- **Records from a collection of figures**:

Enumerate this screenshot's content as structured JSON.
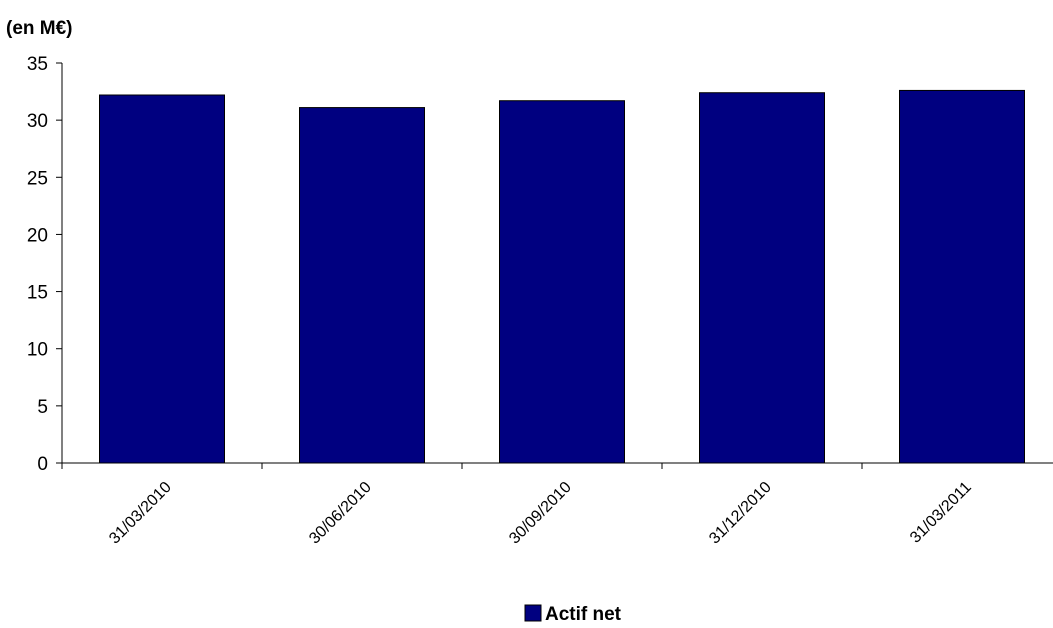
{
  "chart_data": {
    "type": "bar",
    "unit_label": "(en M€)",
    "categories": [
      "31/03/2010",
      "30/06/2010",
      "30/09/2010",
      "31/12/2010",
      "31/03/2011"
    ],
    "series": [
      {
        "name": "Actif net",
        "values": [
          32.2,
          31.1,
          31.7,
          32.4,
          32.6
        ],
        "color": "#000080"
      }
    ],
    "ylim": [
      0,
      35
    ],
    "yticks": [
      0,
      5,
      10,
      15,
      20,
      25,
      30,
      35
    ],
    "grid": false,
    "legend_position": "bottom-center"
  }
}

- **What you will do**:
Restate the whole of the material word for word without the pictures.

- **In response**:
Enumerate this screenshot's content as structured JSON.
{
  "chart_data": {
    "type": "bar",
    "unit_label": "(en M€)",
    "categories": [
      "31/03/2010",
      "30/06/2010",
      "30/09/2010",
      "31/12/2010",
      "31/03/2011"
    ],
    "series": [
      {
        "name": "Actif net",
        "values": [
          32.2,
          31.1,
          31.7,
          32.4,
          32.6
        ],
        "color": "#000080"
      }
    ],
    "ylim": [
      0,
      35
    ],
    "yticks": [
      0,
      5,
      10,
      15,
      20,
      25,
      30,
      35
    ],
    "grid": false,
    "legend_position": "bottom-center"
  }
}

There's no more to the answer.